======== SUPPLIED TEXT

11.15.2009

15.11.09

It's been awhile..

lots of things have been happening...

my mind is not at peace...

i m trying so hard to control...

but i dunno if i m doing the right thing

every morning i wake up..i tell myself i shd not contact u anymore..

i fail..

sigh...

10.27.2009

yoz monday again

Last weekend was a blast!!

Went to tung ping chau..omg..it's great...wonder how it become that way..

then sunday..car driving session..getting to noe the tricks..

sunday nite.PARTY TIME..gosh shdnt taken the cigar...haha...

Disney Halloween...

spent alot..sigh..but it's worth..







the feeling this time is kind of different..is it cos things have changed so much??

whenever i see the characters..i still feel that it was worth back in those days..no matter how hard it was...
i dunno how to describe..but..it's weird...haha..
i noe one day i will be back..but not so soon somehow...i just have that feeling..

10.18.2009

18/10/09

another week has passed again..

this week was filled with food and drinks...

last sat had my CRE..gosh..so tiring..kept on sleeping thru out the tests..hahaha..

================
======== AVAILABLE DATA

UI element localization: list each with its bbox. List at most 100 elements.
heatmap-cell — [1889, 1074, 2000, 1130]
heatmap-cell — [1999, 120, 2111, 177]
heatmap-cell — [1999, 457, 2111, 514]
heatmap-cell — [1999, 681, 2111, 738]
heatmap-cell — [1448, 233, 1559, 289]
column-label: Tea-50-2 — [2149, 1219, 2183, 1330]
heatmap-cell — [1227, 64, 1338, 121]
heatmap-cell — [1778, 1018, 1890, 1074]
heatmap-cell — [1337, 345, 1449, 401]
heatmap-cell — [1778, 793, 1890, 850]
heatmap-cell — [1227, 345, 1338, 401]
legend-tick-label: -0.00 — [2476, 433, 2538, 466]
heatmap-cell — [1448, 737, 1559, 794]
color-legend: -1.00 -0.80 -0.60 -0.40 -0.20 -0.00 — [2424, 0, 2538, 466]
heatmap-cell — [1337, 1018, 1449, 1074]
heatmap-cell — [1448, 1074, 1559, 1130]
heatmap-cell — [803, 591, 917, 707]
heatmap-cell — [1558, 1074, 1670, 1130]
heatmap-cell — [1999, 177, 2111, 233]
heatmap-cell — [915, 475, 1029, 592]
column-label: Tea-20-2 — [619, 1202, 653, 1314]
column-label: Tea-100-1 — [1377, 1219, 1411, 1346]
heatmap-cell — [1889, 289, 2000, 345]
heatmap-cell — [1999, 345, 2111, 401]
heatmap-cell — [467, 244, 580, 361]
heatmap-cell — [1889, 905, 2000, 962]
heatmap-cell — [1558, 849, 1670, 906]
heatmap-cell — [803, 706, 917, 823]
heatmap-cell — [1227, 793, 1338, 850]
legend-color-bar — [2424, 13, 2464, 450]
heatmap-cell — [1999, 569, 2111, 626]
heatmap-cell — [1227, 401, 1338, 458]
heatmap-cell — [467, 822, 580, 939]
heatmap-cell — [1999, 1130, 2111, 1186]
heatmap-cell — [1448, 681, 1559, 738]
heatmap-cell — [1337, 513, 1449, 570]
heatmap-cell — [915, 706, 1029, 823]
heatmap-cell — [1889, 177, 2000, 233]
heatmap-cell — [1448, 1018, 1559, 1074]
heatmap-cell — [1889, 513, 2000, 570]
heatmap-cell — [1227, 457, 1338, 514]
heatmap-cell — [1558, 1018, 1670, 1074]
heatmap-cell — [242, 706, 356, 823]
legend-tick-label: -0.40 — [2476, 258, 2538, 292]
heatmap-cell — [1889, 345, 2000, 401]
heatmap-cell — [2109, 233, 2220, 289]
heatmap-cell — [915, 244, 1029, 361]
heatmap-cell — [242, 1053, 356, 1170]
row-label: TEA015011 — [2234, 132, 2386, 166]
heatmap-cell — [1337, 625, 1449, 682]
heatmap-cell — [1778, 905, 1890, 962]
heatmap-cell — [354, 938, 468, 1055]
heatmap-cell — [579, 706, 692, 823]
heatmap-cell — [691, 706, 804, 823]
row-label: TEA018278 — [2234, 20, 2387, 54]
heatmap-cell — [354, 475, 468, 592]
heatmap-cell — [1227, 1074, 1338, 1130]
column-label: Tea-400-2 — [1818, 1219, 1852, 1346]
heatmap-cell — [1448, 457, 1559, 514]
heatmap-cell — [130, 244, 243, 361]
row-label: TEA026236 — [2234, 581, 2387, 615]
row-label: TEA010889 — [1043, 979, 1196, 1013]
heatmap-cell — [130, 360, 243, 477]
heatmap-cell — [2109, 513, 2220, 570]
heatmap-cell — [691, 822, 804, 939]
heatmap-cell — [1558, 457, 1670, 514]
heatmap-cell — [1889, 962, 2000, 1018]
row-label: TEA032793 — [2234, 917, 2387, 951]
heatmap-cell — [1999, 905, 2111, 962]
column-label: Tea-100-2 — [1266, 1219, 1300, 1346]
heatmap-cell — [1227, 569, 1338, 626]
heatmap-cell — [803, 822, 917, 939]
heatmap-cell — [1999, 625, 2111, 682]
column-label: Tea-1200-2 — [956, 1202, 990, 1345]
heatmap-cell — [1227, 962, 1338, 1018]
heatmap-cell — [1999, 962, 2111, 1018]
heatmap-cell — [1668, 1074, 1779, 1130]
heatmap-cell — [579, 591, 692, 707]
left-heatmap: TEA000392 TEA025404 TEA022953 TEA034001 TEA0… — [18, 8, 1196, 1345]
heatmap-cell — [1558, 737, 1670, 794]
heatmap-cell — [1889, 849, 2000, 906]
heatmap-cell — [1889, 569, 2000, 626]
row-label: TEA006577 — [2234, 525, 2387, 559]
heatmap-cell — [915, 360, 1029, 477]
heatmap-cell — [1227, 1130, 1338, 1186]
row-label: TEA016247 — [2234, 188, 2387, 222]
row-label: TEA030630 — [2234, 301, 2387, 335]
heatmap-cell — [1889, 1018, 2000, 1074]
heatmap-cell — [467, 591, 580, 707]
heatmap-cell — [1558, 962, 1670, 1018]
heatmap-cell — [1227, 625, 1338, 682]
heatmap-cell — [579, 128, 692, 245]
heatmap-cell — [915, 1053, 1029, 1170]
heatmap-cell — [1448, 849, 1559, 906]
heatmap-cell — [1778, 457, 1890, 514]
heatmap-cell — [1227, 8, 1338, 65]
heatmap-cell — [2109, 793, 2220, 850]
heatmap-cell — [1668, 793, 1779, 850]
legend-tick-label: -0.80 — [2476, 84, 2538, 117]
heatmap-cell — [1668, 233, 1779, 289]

================

* [EXERCISE TASKS]
a. Copy the rows word for word, starting at their first line and ending with the line that contains "heatmap-cell — [1999, 1130, 2111, 1186]", both lines included.
b. Pick up the blog entries where they stop and keep writing.
These rows are unrelated to the blog entries.

* [RESULTS BY TASK]
a.
UI element localization: list each with its bbox. List at most 100 elements.
heatmap-cell — [1889, 1074, 2000, 1130]
heatmap-cell — [1999, 120, 2111, 177]
heatmap-cell — [1999, 457, 2111, 514]
heatmap-cell — [1999, 681, 2111, 738]
heatmap-cell — [1448, 233, 1559, 289]
column-label: Tea-50-2 — [2149, 1219, 2183, 1330]
heatmap-cell — [1227, 64, 1338, 121]
heatmap-cell — [1778, 1018, 1890, 1074]
heatmap-cell — [1337, 345, 1449, 401]
heatmap-cell — [1778, 793, 1890, 850]
heatmap-cell — [1227, 345, 1338, 401]
legend-tick-label: -0.00 — [2476, 433, 2538, 466]
heatmap-cell — [1448, 737, 1559, 794]
color-legend: -1.00 -0.80 -0.60 -0.40 -0.20 -0.00 — [2424, 0, 2538, 466]
heatmap-cell — [1337, 1018, 1449, 1074]
heatmap-cell — [1448, 1074, 1559, 1130]
heatmap-cell — [803, 591, 917, 707]
heatmap-cell — [1558, 1074, 1670, 1130]
heatmap-cell — [1999, 177, 2111, 233]
heatmap-cell — [915, 475, 1029, 592]
column-label: Tea-20-2 — [619, 1202, 653, 1314]
column-label: Tea-100-1 — [1377, 1219, 1411, 1346]
heatmap-cell — [1889, 289, 2000, 345]
heatmap-cell — [1999, 345, 2111, 401]
heatmap-cell — [467, 244, 580, 361]
heatmap-cell — [1889, 905, 2000, 962]
heatmap-cell — [1558, 849, 1670, 906]
heatmap-cell — [803, 706, 917, 823]
heatmap-cell — [1227, 793, 1338, 850]
legend-color-bar — [2424, 13, 2464, 450]
heatmap-cell — [1999, 569, 2111, 626]
heatmap-cell — [1227, 401, 1338, 458]
heatmap-cell — [467, 822, 580, 939]
heatmap-cell — [1999, 1130, 2111, 1186]

b.
then went to N' place for romantic dinner...haha...3 of us again...chatted alot...

monday..not feeling well..but went out with C finally...wondering if the feeling is gone...but..i really enjoy seeing her...cos i feel happy...

tues..500 days of summer..great movie..love the plot..love how it narrate the story of love...cruel and yet it's so true...

wed..tarrot cards..well..wonder if all are true..as H said..just take those u wanna believe..haha...i hate the part abt my relationship..sucks..hahaha as always..

then OT..car driving..gosh...and today i woke up at 1pm..catching all the sleep...er...

luckily i went swimming yesterday afternoon...yeah..=)

10.11.2009

what i did

purposely show my presence on ur msn....for just these few days..

checked ur xanga to know if u have a great bday..

texted u to say happy bday...though..i noe i shdn't have and yet another msg to protect myself..

then again asked u y...and y not giving her another chance..


do i still love u?
or just care abt u?

i dunno
i really wanna know too


and yet..i remember what i have promised u throughout...

but does it matter now...

may be i will know tmr...

10.10.2009

funny

had lunch with good friends yesterday....great time..
then dinner and drinks with my buddy again..

first time someone sent me to the bus stop..i noe just out of sincerity but the feeling is funny..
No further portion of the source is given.